-- Stated exercise --
Gather every line holding the string "filled".
## Start Records shown
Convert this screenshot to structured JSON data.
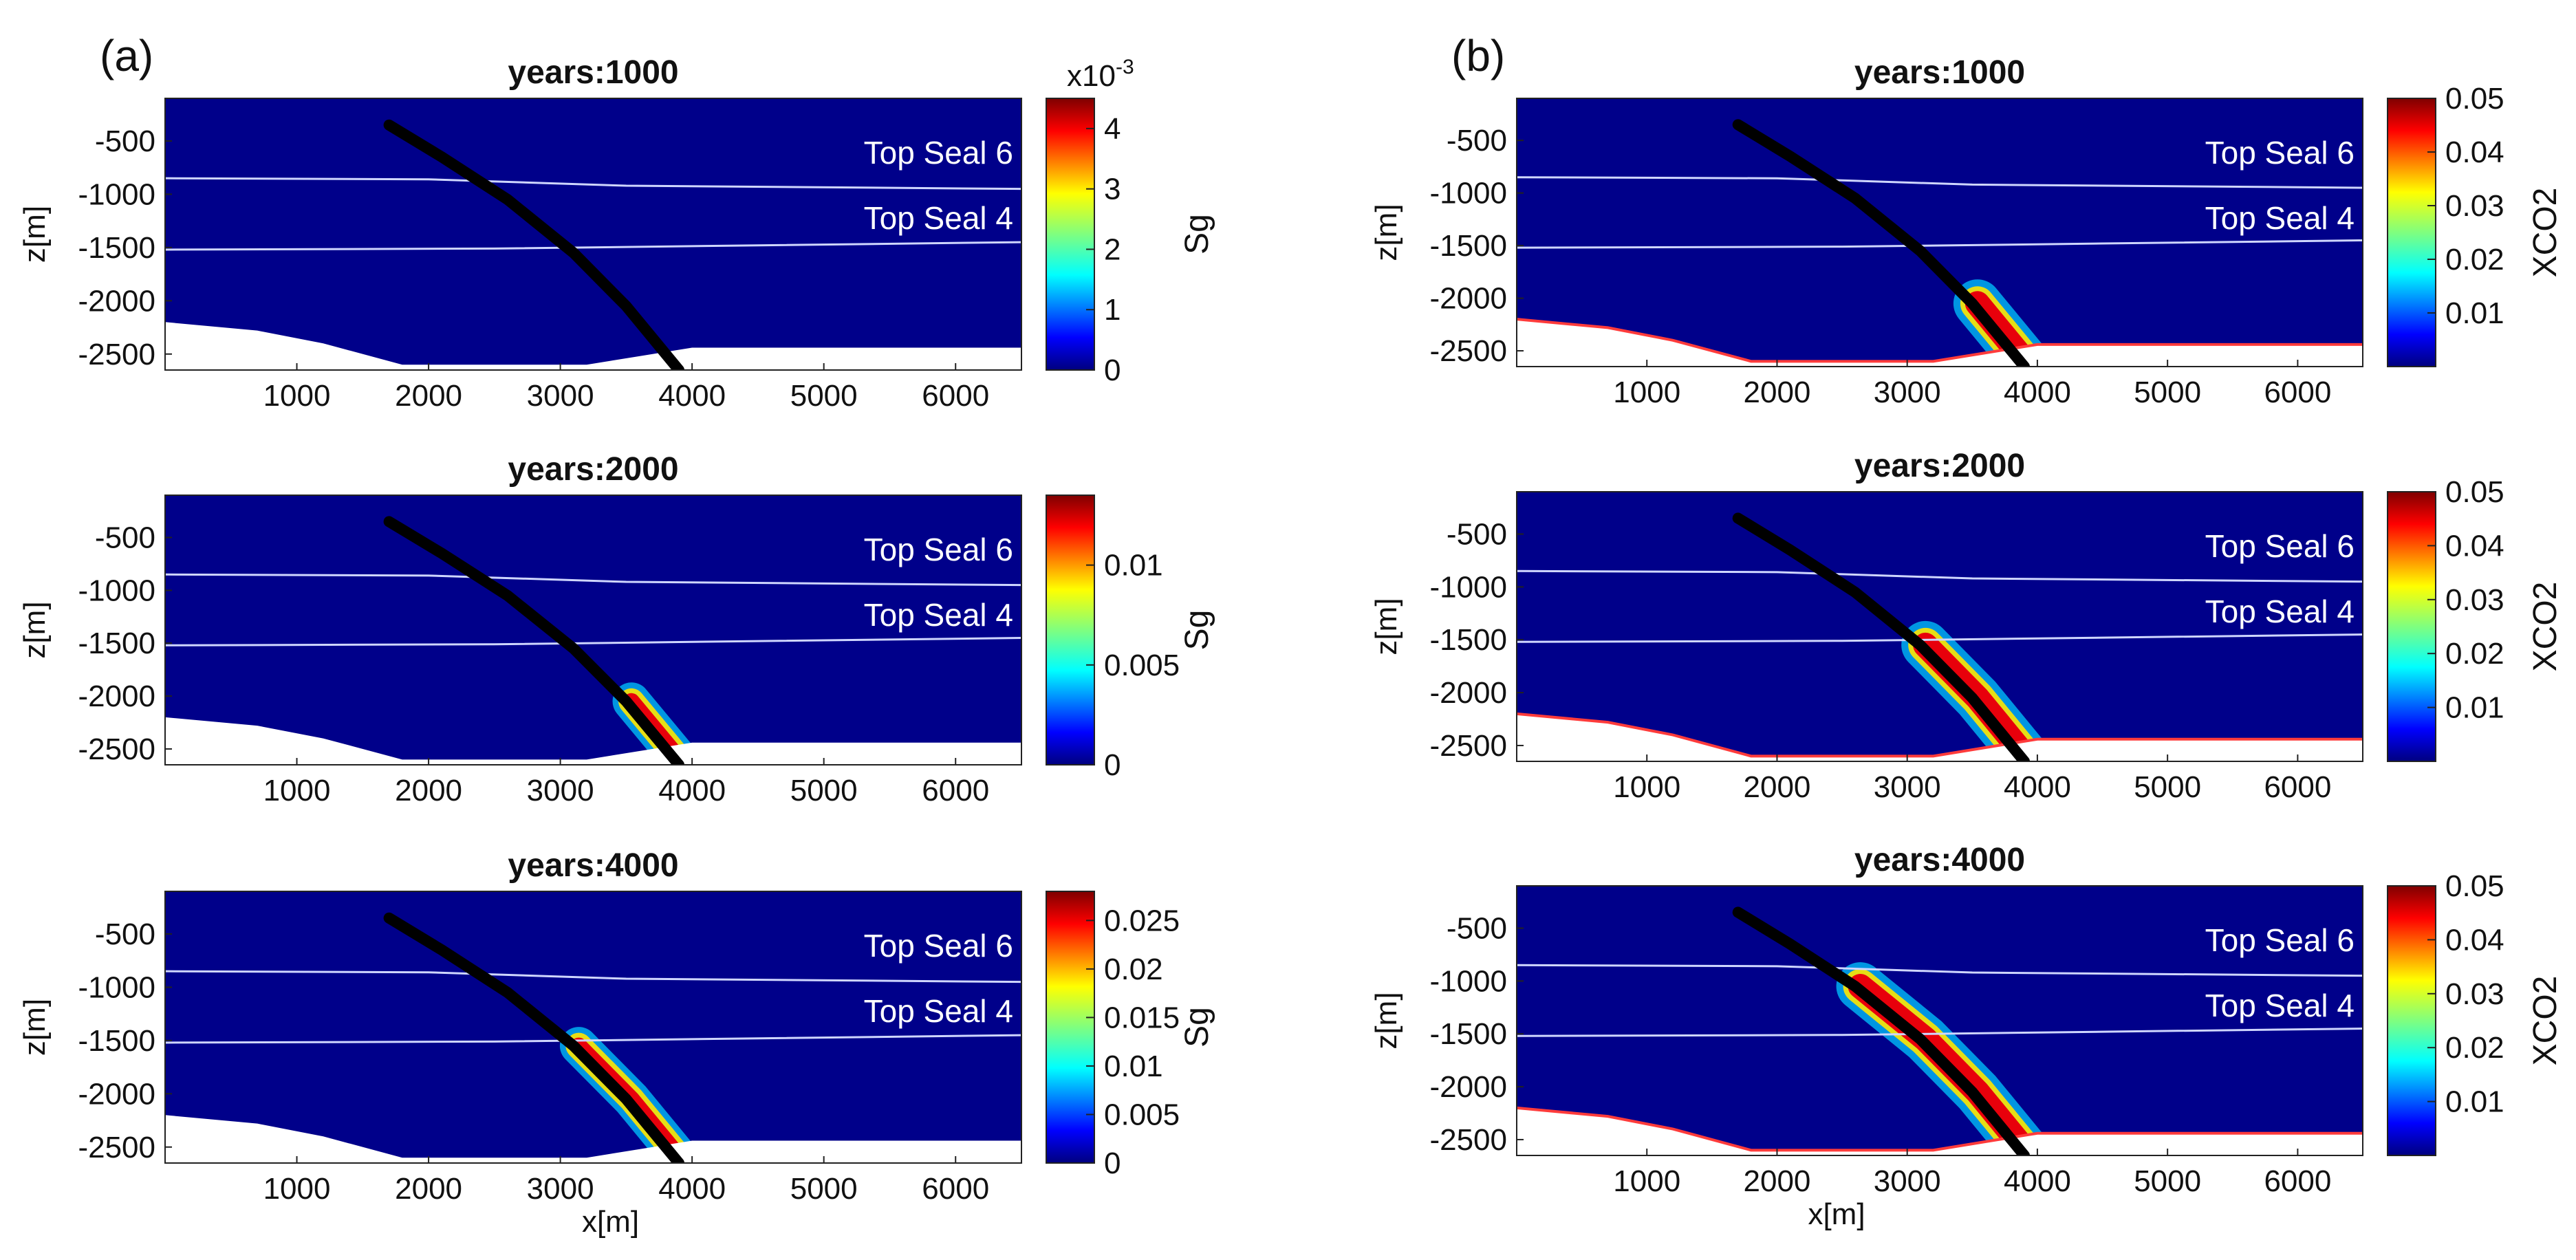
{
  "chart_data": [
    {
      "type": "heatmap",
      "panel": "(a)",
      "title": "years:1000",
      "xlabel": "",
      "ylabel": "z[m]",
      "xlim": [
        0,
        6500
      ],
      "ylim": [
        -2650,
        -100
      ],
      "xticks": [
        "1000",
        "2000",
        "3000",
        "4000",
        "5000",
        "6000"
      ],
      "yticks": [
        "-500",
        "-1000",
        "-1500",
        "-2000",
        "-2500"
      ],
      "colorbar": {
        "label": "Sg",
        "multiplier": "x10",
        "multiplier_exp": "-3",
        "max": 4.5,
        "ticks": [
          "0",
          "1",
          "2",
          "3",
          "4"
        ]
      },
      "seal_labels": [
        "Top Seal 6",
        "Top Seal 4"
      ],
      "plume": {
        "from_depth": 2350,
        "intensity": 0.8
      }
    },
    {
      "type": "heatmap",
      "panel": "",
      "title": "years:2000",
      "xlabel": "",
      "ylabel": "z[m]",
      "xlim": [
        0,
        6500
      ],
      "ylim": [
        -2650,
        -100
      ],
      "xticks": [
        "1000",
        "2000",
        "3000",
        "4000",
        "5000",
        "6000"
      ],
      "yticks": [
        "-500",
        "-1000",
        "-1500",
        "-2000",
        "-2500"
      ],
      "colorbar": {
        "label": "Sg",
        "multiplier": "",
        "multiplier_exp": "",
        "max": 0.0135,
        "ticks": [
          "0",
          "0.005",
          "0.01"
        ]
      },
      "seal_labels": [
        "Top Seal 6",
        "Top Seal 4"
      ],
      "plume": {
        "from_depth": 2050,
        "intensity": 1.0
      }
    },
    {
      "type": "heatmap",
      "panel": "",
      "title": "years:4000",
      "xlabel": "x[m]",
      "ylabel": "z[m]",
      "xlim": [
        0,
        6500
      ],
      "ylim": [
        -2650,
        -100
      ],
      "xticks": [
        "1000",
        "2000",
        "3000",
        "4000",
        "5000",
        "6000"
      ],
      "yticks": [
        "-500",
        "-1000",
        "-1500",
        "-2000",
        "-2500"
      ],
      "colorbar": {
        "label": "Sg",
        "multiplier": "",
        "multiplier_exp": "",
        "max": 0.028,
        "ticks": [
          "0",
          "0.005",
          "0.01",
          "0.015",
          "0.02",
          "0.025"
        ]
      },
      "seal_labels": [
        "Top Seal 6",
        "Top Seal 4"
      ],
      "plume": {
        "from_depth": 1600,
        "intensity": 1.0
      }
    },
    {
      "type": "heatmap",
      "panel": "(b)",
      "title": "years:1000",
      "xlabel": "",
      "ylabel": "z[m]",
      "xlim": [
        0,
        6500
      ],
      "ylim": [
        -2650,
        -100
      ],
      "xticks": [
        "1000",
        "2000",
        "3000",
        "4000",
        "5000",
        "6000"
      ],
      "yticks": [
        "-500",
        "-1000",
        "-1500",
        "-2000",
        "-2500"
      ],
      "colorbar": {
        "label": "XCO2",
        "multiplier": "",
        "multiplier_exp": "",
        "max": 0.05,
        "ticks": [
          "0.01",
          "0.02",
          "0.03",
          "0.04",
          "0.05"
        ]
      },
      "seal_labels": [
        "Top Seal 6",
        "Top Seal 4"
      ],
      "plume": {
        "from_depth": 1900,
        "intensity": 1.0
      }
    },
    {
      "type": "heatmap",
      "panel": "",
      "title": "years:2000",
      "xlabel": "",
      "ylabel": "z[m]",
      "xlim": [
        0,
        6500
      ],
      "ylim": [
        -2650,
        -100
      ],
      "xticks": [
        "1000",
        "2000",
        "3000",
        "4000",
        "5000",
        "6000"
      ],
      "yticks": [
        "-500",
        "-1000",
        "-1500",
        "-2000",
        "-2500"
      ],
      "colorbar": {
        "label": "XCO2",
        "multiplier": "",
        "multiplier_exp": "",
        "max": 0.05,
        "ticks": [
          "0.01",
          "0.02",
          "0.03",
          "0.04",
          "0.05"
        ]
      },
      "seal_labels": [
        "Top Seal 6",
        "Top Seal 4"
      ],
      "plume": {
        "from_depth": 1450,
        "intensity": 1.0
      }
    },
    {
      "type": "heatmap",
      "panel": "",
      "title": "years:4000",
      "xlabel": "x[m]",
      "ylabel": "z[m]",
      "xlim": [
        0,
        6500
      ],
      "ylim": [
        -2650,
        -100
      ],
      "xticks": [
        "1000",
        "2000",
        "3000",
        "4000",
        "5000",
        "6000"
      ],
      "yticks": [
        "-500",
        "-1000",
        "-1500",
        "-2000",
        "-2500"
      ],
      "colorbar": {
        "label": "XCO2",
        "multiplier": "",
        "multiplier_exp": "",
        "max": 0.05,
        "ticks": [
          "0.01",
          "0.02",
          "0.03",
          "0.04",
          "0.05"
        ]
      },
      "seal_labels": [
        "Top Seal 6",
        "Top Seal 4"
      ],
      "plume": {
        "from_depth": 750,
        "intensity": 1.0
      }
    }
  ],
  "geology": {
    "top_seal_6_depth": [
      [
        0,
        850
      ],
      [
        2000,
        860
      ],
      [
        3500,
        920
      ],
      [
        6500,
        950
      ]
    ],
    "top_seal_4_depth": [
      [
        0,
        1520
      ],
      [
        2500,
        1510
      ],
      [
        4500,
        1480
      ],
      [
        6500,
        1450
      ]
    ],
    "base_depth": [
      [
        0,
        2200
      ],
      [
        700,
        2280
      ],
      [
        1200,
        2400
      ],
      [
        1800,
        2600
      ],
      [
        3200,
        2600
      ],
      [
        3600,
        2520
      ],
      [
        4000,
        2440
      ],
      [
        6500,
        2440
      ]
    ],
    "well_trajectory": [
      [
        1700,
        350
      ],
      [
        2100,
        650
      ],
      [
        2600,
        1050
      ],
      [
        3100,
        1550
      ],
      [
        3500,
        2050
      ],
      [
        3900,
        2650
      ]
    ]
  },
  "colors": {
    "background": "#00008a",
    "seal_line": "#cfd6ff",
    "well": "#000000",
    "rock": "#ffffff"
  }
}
## End Records shown
## Start Records shown
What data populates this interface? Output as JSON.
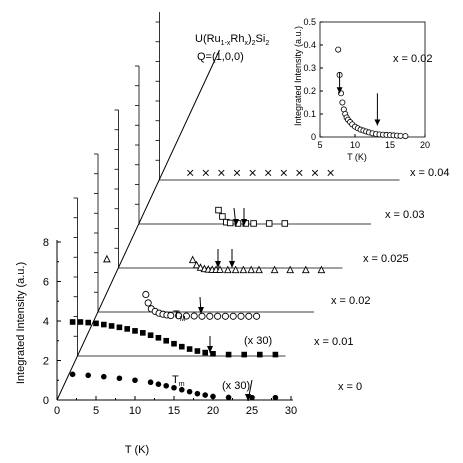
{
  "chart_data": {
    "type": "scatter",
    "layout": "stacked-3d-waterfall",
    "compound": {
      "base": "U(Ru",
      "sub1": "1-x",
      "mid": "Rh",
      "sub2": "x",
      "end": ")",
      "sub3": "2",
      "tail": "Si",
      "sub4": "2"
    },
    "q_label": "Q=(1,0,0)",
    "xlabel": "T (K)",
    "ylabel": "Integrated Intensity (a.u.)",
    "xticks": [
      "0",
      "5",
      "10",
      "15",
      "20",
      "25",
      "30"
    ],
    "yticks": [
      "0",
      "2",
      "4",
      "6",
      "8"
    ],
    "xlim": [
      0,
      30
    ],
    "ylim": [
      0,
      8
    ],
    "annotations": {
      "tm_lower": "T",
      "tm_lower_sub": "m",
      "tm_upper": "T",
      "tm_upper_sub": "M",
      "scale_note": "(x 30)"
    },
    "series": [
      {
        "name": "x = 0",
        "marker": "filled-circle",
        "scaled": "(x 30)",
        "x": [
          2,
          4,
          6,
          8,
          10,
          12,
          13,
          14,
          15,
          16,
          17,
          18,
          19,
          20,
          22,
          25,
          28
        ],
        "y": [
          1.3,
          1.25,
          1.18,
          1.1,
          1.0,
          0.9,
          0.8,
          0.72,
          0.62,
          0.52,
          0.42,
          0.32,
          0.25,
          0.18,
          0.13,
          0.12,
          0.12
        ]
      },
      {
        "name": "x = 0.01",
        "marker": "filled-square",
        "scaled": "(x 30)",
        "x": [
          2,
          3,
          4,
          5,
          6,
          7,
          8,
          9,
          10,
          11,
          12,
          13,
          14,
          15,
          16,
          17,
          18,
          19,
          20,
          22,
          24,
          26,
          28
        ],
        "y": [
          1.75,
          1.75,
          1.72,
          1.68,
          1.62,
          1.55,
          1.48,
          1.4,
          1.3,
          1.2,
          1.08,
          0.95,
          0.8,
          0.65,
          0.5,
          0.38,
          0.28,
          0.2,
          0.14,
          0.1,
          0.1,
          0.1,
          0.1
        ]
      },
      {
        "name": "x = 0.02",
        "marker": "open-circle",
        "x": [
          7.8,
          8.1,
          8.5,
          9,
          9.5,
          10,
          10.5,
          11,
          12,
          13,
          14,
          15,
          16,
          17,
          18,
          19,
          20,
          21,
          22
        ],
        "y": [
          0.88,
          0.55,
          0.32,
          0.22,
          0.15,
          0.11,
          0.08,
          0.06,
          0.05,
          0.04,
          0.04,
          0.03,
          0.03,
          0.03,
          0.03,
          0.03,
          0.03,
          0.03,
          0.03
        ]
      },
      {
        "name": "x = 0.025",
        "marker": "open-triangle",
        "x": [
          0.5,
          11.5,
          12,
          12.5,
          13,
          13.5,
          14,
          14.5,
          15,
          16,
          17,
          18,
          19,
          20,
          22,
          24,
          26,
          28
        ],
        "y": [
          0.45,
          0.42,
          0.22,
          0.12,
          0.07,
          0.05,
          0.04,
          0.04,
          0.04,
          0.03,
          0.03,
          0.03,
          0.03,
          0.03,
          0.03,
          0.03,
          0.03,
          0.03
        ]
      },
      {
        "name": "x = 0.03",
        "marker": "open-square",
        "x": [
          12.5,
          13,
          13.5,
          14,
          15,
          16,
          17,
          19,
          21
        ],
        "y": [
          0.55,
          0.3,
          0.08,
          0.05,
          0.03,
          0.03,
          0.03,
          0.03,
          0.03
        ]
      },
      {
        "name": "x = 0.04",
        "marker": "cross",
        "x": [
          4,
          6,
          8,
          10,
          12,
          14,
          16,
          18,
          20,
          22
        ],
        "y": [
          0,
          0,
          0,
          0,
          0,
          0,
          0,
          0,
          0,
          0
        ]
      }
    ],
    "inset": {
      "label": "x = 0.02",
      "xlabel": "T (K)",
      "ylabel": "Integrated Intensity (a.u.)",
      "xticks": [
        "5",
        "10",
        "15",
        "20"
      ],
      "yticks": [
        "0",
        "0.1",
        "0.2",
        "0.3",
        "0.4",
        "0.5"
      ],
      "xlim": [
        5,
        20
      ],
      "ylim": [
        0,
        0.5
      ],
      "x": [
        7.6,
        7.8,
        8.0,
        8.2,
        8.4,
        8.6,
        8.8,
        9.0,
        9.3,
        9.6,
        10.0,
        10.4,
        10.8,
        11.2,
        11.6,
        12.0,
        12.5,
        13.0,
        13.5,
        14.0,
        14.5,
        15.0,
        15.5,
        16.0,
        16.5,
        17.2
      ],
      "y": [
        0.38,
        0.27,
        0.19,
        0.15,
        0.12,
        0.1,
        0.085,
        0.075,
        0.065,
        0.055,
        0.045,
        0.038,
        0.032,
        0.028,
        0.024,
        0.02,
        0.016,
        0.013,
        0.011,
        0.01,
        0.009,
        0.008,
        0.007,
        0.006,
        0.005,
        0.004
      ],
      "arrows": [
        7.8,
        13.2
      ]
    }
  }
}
## End Records shown
-- Reply to the exercise --
        "marker": "filled-circle",
        "marker": "filled-square",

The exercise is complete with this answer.